What is expected: Return the full listing, keeping every line exactly as it is.

Data:

_ _ _ _

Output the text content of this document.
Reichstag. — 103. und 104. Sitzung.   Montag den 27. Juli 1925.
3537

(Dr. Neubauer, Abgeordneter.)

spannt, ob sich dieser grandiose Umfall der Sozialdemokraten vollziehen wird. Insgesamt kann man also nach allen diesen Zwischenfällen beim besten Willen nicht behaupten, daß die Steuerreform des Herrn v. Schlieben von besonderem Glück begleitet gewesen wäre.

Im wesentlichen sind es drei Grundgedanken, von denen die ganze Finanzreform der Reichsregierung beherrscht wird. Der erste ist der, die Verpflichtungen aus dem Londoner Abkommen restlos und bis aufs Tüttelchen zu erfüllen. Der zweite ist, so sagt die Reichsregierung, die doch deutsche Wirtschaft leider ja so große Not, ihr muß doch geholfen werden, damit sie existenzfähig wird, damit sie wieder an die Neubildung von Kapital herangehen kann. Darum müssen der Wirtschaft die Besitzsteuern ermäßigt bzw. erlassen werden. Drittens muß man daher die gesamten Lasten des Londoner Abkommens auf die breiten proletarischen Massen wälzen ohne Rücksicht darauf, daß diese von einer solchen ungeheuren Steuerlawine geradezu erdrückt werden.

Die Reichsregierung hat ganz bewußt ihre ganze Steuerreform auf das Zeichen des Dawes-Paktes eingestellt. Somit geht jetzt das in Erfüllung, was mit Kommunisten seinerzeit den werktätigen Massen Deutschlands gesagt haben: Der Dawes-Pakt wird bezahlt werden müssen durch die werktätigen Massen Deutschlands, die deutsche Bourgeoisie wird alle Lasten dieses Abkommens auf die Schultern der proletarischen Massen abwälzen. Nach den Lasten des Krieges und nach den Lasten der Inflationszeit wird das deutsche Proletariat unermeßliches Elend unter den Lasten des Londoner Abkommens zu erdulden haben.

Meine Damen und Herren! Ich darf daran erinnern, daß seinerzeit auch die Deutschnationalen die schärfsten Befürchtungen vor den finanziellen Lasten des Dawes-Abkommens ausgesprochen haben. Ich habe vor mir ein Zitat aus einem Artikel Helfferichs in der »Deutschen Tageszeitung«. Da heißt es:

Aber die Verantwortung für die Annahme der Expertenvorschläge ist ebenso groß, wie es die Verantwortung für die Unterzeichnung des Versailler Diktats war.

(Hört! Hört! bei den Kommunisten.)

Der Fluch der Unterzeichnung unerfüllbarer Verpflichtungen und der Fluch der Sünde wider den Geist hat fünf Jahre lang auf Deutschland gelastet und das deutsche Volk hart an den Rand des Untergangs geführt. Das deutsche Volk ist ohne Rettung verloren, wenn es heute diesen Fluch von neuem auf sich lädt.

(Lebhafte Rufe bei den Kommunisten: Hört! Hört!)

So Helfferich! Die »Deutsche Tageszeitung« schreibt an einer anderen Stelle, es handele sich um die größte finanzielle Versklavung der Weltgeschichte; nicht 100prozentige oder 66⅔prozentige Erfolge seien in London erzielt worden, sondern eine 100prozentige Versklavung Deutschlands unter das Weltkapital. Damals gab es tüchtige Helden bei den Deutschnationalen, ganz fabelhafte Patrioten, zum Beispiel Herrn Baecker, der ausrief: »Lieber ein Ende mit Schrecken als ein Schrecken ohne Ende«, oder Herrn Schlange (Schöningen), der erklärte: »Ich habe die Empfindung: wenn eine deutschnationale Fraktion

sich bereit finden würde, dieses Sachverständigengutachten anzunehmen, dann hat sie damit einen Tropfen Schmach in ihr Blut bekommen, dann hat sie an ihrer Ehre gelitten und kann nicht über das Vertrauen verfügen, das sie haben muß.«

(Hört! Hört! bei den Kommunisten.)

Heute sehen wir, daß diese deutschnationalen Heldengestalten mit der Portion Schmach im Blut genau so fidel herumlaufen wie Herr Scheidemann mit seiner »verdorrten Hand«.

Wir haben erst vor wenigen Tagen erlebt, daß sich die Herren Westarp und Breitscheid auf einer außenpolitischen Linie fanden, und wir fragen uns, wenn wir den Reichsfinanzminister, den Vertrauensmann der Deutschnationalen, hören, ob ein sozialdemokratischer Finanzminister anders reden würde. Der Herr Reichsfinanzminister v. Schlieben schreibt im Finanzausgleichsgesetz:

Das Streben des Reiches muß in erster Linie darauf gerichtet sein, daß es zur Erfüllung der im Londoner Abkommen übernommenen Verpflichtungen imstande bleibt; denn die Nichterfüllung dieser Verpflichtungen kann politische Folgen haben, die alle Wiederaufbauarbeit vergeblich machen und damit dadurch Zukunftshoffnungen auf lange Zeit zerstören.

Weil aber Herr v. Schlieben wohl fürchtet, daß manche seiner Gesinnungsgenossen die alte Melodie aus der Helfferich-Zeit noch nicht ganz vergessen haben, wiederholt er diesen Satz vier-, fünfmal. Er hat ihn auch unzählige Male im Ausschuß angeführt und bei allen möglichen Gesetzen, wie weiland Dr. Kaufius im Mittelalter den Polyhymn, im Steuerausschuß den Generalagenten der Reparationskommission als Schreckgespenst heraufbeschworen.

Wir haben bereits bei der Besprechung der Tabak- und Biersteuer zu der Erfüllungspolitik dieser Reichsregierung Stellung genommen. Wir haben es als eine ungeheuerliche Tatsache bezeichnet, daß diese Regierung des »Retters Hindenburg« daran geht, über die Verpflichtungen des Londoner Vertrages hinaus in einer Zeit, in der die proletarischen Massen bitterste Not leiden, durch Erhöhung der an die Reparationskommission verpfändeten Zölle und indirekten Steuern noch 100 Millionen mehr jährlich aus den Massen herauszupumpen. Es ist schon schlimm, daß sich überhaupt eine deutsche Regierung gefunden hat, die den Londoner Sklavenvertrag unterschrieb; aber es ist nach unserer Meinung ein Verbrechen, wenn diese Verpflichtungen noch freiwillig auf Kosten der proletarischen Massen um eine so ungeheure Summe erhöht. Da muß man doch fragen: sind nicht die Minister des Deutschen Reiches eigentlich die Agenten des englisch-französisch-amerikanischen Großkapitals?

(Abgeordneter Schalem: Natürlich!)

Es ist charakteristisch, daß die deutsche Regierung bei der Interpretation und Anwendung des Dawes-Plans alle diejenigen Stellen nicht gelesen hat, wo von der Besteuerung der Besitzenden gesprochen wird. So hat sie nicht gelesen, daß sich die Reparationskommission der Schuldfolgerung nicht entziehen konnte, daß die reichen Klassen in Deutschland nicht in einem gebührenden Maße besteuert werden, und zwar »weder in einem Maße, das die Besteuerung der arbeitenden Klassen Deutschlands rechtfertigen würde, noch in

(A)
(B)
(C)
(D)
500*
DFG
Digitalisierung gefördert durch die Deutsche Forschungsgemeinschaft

_ _ _ _

Output for this exercise:
Output the text content of this document.
Reichstag. — 103. und 104. Sitzung.   Montag den 27. Juli 1925.
3537

(Dr. Neubauer, Abgeordneter.)

spannt, ob sich dieser grandiose Umfall der Sozialdemokraten vollziehen wird. Insgesamt kann man also nach allen diesen Zwischenfällen beim besten Willen nicht behaupten, daß die Steuerreform des Herrn v. Schlieben von besonderem Glück begleitet gewesen wäre.

Im wesentlichen sind es drei Grundgedanken, von denen die ganze Finanzreform der Reichsregierung beherrscht wird. Der erste ist der, die Verpflichtungen aus dem Londoner Abkommen restlos und bis aufs Tüttelchen zu erfüllen. Der zweite ist, so sagt die Reichsregierung, die doch deutsche Wirtschaft leider ja so große Not, ihr muß doch geholfen werden, damit sie existenzfähig wird, damit sie wieder an die Neubildung von Kapital herangehen kann. Darum müssen der Wirtschaft die Besitzsteuern ermäßigt bzw. erlassen werden. Drittens muß man daher die gesamten Lasten des Londoner Abkommens auf die breiten proletarischen Massen wälzen ohne Rücksicht darauf, daß diese von einer solchen ungeheuren Steuerlawine geradezu erdrückt werden.

Die Reichsregierung hat ganz bewußt ihre ganze Steuerreform auf das Zeichen des Dawes-Paktes eingestellt. Somit geht jetzt das in Erfüllung, was mit Kommunisten seinerzeit den werktätigen Massen Deutschlands gesagt haben: Der Dawes-Pakt wird bezahlt werden müssen durch die werktätigen Massen Deutschlands, die deutsche Bourgeoisie wird alle Lasten dieses Abkommens auf die Schultern der proletarischen Massen abwälzen. Nach den Lasten des Krieges und nach den Lasten der Inflationszeit wird das deutsche Proletariat unermeßliches Elend unter den Lasten des Londoner Abkommens zu erdulden haben.

Meine Damen und Herren! Ich darf daran erinnern, daß seinerzeit auch die Deutschnationalen die schärfsten Befürchtungen vor den finanziellen Lasten des Dawes-Abkommens ausgesprochen haben. Ich habe vor mir ein Zitat aus einem Artikel Helfferichs in der »Deutschen Tageszeitung«. Da heißt es:

Aber die Verantwortung für die Annahme der Expertenvorschläge ist ebenso groß, wie es die Verantwortung für die Unterzeichnung des Versailler Diktats war.

(Hört! Hört! bei den Kommunisten.)

Der Fluch der Unterzeichnung unerfüllbarer Verpflichtungen und der Fluch der Sünde wider den Geist hat fünf Jahre lang auf Deutschland gelastet und das deutsche Volk hart an den Rand des Untergangs geführt. Das deutsche Volk ist ohne Rettung verloren, wenn es heute diesen Fluch von neuem auf sich lädt.

(Lebhafte Rufe bei den Kommunisten: Hört! Hört!)

So Helfferich! Die »Deutsche Tageszeitung« schreibt an einer anderen Stelle, es handele sich um die größte finanzielle Versklavung der Weltgeschichte; nicht 100prozentige oder 66⅔prozentige Erfolge seien in London erzielt worden, sondern eine 100prozentige Versklavung Deutschlands unter das Weltkapital. Damals gab es tüchtige Helden bei den Deutschnationalen, ganz fabelhafte Patrioten, zum Beispiel Herrn Baecker, der ausrief: »Lieber ein Ende mit Schrecken als ein Schrecken ohne Ende«, oder Herrn Schlange (Schöningen), der erklärte: »Ich habe die Empfindung: wenn eine deutschnationale Fraktion

sich bereit finden würde, dieses Sachverständigengutachten anzunehmen, dann hat sie damit einen Tropfen Schmach in ihr Blut bekommen, dann hat sie an ihrer Ehre gelitten und kann nicht über das Vertrauen verfügen, das sie haben muß.«

(Hört! Hört! bei den Kommunisten.)

Heute sehen wir, daß diese deutschnationalen Heldengestalten mit der Portion Schmach im Blut genau so fidel herumlaufen wie Herr Scheidemann mit seiner »verdorrten Hand«.

Wir haben erst vor wenigen Tagen erlebt, daß sich die Herren Westarp und Breitscheid auf einer außenpolitischen Linie fanden, und wir fragen uns, wenn wir den Reichsfinanzminister, den Vertrauensmann der Deutschnationalen, hören, ob ein sozialdemokratischer Finanzminister anders reden würde. Der Herr Reichsfinanzminister v. Schlieben schreibt im Finanzausgleichsgesetz:

Das Streben des Reiches muß in erster Linie darauf gerichtet sein, daß es zur Erfüllung der im Londoner Abkommen übernommenen Verpflichtungen imstande bleibt; denn die Nichterfüllung dieser Verpflichtungen kann politische Folgen haben, die alle Wiederaufbauarbeit vergeblich machen und damit dadurch Zukunftshoffnungen auf lange Zeit zerstören.

Weil aber Herr v. Schlieben wohl fürchtet, daß manche seiner Gesinnungsgenossen die alte Melodie aus der Helfferich-Zeit noch nicht ganz vergessen haben, wiederholt er diesen Satz vier-, fünfmal. Er hat ihn auch unzählige Male im Ausschuß angeführt und bei allen möglichen Gesetzen, wie weiland Dr. Kaufius im Mittelalter den Polyhymn, im Steuerausschuß den Generalagenten der Reparationskommission als Schreckgespenst heraufbeschworen.

Wir haben bereits bei der Besprechung der Tabak- und Biersteuer zu der Erfüllungspolitik dieser Reichsregierung Stellung genommen. Wir haben es als eine ungeheuerliche Tatsache bezeichnet, daß diese Regierung des »Retters Hindenburg« daran geht, über die Verpflichtungen des Londoner Vertrages hinaus in einer Zeit, in der die proletarischen Massen bitterste Not leiden, durch Erhöhung der an die Reparationskommission verpfändeten Zölle und indirekten Steuern noch 100 Millionen mehr jährlich aus den Massen herauszupumpen. Es ist schon schlimm, daß sich überhaupt eine deutsche Regierung gefunden hat, die den Londoner Sklavenvertrag unterschrieb; aber es ist nach unserer Meinung ein Verbrechen, wenn diese Verpflichtungen noch freiwillig auf Kosten der proletarischen Massen um eine so ungeheure Summe erhöht. Da muß man doch fragen: sind nicht die Minister des Deutschen Reiches eigentlich die Agenten des englisch-französisch-amerikanischen Großkapitals?

(Abgeordneter Schalem: Natürlich!)

Es ist charakteristisch, daß die deutsche Regierung bei der Interpretation und Anwendung des Dawes-Plans alle diejenigen Stellen nicht gelesen hat, wo von der Besteuerung der Besitzenden gesprochen wird. So hat sie nicht gelesen, daß sich die Reparationskommission der Schuldfolgerung nicht entziehen konnte, daß die reichen Klassen in Deutschland nicht in einem gebührenden Maße besteuert werden, und zwar »weder in einem Maße, das die Besteuerung der arbeitenden Klassen Deutschlands rechtfertigen würde, noch in

(A)
(B)
(C)
(D)
500*
DFG
Digitalisierung gefördert durch die Deutsche Forschungsgemeinschaft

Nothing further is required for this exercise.